■ **Required task**: Of all the lines in the records below, how many hold the word "from"? Give the number alone.

***

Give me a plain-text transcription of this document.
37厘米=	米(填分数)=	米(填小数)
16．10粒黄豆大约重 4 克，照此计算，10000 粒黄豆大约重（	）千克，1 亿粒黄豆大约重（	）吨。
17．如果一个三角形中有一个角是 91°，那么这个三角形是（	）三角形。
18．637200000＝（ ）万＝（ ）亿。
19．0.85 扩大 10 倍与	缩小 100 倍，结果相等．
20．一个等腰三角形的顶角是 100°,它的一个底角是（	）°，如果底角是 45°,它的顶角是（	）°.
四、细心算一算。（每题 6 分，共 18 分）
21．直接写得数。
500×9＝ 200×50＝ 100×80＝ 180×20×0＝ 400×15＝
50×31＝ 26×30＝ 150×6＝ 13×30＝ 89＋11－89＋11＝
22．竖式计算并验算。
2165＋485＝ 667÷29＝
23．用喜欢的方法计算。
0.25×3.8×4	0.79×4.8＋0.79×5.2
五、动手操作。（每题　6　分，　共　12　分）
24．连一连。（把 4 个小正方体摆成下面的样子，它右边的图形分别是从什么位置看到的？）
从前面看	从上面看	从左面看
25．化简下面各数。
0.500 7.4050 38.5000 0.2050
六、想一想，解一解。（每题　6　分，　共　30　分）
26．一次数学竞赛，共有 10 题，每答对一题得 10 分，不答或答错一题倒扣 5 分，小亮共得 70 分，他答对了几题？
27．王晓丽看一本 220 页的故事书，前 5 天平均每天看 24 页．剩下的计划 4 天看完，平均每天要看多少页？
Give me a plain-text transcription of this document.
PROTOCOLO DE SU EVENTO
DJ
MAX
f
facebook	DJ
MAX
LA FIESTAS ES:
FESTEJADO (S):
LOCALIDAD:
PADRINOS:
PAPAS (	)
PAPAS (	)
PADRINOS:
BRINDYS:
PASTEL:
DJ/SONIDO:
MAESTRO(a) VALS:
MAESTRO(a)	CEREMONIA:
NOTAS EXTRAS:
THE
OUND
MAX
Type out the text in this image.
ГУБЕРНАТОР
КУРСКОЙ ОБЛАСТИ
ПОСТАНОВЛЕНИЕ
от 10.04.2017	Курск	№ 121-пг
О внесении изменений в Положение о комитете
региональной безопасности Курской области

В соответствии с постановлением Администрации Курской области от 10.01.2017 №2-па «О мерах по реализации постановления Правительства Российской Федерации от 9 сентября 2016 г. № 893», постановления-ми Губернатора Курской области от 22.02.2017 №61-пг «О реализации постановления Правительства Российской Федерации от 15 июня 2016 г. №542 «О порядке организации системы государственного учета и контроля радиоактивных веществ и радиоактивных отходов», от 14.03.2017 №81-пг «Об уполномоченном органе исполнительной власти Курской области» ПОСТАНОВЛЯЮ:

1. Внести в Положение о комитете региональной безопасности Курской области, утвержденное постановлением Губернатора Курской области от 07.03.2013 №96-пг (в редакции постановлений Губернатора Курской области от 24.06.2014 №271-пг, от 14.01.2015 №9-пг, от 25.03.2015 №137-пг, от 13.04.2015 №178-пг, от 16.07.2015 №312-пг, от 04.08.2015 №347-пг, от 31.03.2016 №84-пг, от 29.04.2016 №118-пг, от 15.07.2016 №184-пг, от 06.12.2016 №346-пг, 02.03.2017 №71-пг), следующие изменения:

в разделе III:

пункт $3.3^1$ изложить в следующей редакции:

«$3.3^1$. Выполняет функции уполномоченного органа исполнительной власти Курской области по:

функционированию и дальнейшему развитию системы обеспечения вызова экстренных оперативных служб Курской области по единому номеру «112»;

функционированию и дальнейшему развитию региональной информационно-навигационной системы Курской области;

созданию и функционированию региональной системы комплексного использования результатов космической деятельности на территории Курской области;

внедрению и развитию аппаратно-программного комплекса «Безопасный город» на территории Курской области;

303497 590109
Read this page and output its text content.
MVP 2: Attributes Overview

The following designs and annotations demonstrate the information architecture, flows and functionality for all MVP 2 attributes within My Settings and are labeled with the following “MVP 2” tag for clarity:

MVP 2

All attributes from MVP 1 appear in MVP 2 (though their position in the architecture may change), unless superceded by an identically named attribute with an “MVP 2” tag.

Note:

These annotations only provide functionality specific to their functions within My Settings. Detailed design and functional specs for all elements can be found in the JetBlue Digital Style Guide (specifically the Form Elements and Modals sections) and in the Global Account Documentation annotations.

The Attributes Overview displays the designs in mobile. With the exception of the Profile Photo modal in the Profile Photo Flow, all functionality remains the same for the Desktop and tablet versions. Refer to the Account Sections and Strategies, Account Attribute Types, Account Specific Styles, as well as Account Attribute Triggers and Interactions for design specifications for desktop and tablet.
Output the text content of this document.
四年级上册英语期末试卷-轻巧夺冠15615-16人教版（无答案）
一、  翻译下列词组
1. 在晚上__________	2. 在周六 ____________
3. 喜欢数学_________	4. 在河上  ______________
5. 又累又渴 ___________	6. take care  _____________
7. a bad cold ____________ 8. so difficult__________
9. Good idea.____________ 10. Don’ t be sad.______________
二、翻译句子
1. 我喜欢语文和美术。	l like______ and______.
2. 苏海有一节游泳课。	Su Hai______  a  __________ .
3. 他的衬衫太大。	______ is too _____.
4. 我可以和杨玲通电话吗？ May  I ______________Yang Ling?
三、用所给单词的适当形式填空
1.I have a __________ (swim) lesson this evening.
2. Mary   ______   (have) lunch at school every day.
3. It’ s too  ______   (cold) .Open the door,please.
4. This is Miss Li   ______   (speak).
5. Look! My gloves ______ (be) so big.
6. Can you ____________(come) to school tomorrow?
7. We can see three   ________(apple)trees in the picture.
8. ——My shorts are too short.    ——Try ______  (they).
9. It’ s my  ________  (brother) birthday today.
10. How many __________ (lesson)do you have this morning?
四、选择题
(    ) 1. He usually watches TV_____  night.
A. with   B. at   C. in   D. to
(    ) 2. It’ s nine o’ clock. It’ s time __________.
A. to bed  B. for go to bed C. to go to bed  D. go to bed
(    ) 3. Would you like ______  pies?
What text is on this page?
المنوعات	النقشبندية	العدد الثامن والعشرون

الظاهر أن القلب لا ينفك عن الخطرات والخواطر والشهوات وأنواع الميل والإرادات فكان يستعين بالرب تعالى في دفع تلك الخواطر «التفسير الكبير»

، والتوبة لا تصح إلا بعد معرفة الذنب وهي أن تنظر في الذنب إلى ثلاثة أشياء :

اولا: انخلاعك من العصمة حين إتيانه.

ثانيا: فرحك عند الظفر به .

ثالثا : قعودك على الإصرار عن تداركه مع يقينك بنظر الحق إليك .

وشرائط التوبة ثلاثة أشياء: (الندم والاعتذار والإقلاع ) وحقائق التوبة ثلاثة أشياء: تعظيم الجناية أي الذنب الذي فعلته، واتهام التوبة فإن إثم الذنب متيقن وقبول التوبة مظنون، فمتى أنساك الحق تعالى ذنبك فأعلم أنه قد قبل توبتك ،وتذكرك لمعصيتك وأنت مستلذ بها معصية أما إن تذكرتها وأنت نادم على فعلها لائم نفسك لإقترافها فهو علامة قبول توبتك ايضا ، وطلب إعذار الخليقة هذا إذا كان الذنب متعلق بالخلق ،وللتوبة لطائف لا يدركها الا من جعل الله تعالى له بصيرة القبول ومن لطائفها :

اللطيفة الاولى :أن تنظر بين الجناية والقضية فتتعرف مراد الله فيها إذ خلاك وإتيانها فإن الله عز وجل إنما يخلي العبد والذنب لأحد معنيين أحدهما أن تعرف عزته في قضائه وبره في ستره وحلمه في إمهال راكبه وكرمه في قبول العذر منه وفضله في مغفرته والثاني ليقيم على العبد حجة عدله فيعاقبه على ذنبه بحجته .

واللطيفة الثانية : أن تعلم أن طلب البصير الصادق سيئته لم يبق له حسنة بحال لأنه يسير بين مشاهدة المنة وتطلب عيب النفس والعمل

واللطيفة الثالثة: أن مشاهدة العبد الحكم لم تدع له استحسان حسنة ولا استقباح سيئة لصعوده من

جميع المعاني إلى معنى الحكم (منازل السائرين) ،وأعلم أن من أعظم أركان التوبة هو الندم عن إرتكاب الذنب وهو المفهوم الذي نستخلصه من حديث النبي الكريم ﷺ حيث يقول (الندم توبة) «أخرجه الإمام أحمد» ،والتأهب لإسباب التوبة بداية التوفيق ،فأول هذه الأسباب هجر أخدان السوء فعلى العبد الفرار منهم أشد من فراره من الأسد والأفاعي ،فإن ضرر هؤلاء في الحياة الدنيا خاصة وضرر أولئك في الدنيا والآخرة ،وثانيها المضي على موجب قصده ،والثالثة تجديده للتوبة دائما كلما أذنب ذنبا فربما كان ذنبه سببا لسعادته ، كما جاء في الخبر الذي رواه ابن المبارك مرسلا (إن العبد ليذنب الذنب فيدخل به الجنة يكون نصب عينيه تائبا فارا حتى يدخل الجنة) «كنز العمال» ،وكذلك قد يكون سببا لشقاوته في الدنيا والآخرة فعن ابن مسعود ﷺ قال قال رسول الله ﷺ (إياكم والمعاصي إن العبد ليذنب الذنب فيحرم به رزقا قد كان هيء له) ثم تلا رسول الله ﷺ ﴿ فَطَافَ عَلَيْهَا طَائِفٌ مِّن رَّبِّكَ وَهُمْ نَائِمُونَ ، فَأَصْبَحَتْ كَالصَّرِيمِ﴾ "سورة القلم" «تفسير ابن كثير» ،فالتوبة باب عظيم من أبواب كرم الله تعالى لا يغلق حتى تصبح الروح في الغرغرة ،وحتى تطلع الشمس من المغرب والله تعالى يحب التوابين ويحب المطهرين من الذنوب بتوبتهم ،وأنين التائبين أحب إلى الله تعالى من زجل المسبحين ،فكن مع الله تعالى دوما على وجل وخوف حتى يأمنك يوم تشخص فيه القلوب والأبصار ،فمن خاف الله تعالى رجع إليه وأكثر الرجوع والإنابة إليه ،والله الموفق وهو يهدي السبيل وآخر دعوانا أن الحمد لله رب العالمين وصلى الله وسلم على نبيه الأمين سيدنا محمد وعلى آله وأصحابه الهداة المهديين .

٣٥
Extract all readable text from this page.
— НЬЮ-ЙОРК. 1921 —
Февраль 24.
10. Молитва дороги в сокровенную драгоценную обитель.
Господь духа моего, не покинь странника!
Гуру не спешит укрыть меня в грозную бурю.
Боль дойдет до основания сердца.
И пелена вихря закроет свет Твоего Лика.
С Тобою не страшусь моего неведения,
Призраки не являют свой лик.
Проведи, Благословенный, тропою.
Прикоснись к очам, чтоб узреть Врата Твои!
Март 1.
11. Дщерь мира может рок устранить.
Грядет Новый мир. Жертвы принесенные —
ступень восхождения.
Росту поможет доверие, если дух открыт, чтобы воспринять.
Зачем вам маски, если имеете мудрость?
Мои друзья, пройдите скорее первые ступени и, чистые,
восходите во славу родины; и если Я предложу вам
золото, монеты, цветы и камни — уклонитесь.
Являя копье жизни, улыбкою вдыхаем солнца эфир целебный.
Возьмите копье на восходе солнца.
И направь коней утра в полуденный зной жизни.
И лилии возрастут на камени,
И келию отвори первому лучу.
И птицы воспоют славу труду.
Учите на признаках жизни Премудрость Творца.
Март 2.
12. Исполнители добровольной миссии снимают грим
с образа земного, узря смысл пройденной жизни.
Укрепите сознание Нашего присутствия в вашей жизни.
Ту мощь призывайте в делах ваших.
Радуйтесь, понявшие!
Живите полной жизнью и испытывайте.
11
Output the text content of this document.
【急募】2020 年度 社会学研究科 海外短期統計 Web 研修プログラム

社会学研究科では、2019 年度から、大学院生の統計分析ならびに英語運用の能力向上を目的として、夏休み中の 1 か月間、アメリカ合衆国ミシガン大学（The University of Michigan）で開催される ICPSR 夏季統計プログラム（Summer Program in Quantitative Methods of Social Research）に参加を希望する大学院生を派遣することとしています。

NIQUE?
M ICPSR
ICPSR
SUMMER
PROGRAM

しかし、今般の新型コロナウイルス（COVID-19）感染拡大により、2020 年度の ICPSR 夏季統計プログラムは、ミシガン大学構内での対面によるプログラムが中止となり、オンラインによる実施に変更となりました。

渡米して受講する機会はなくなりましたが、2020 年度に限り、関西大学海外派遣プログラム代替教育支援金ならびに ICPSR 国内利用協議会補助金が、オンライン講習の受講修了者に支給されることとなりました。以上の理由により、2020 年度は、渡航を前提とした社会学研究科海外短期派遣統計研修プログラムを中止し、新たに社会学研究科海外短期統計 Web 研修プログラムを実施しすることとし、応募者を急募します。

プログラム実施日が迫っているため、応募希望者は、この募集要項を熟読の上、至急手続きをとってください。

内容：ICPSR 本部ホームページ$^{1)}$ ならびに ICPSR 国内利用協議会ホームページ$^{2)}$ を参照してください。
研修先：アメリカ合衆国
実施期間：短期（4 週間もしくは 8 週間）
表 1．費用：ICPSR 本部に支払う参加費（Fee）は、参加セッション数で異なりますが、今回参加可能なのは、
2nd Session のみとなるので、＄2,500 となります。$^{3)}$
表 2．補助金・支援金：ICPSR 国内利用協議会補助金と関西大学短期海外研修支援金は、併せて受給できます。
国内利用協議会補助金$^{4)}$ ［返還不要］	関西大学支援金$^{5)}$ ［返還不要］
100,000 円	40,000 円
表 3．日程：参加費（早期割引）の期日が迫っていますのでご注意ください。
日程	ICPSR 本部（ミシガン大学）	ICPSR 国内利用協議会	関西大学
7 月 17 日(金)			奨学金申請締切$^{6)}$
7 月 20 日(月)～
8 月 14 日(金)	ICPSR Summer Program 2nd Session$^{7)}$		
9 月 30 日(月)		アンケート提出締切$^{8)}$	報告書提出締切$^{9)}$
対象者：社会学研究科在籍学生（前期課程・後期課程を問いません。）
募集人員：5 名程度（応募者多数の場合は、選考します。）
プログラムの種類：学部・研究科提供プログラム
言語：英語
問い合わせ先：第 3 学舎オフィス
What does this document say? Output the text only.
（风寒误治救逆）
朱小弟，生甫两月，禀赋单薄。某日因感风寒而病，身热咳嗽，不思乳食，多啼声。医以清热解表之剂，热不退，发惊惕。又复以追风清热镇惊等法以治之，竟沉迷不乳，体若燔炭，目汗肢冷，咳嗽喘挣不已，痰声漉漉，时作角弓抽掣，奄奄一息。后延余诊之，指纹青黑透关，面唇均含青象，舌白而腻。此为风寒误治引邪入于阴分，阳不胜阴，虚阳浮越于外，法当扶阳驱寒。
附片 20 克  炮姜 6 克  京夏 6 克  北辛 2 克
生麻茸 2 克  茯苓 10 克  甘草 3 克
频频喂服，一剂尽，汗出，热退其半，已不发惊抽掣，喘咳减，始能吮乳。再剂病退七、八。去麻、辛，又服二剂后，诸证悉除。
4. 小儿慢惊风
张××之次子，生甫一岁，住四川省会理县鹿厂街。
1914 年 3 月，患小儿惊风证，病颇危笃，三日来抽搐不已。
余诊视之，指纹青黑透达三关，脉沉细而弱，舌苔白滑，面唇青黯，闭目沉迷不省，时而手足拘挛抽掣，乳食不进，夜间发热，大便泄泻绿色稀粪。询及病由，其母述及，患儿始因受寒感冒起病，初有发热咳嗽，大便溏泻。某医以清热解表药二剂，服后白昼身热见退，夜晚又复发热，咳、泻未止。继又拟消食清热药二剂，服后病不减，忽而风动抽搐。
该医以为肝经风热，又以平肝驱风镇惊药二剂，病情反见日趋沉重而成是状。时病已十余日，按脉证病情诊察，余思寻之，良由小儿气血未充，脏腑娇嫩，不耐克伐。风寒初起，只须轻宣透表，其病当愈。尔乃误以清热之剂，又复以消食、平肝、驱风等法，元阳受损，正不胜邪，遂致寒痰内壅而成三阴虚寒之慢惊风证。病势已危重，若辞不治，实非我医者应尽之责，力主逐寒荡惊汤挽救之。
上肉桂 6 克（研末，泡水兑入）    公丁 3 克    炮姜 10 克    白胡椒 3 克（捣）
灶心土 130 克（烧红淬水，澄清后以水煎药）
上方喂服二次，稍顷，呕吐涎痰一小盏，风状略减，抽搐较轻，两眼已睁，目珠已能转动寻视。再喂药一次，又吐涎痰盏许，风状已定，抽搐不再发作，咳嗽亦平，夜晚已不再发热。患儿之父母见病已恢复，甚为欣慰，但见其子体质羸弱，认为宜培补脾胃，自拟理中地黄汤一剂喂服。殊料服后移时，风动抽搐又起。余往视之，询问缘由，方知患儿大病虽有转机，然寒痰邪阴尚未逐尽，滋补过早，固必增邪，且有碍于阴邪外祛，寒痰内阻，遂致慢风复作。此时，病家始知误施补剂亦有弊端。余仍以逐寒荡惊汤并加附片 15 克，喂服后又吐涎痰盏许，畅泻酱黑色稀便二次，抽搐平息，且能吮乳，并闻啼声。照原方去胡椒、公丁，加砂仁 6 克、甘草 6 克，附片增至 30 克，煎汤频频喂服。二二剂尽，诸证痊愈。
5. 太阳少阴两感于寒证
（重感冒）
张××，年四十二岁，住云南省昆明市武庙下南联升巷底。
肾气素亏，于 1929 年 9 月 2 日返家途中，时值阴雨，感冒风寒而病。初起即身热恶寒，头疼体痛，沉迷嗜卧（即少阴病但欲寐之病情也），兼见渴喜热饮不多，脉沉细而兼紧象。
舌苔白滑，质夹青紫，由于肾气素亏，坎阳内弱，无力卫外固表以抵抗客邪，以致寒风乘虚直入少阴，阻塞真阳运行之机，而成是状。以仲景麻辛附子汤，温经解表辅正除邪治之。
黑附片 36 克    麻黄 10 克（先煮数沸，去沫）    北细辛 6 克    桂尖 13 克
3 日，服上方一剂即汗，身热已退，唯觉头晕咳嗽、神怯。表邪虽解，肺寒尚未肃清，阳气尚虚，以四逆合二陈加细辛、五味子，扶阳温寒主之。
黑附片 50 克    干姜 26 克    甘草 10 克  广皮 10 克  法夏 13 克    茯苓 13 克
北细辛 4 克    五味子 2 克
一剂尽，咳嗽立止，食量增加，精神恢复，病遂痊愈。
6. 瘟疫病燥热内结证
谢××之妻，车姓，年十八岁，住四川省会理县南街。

***

■ **Result of this task**: 2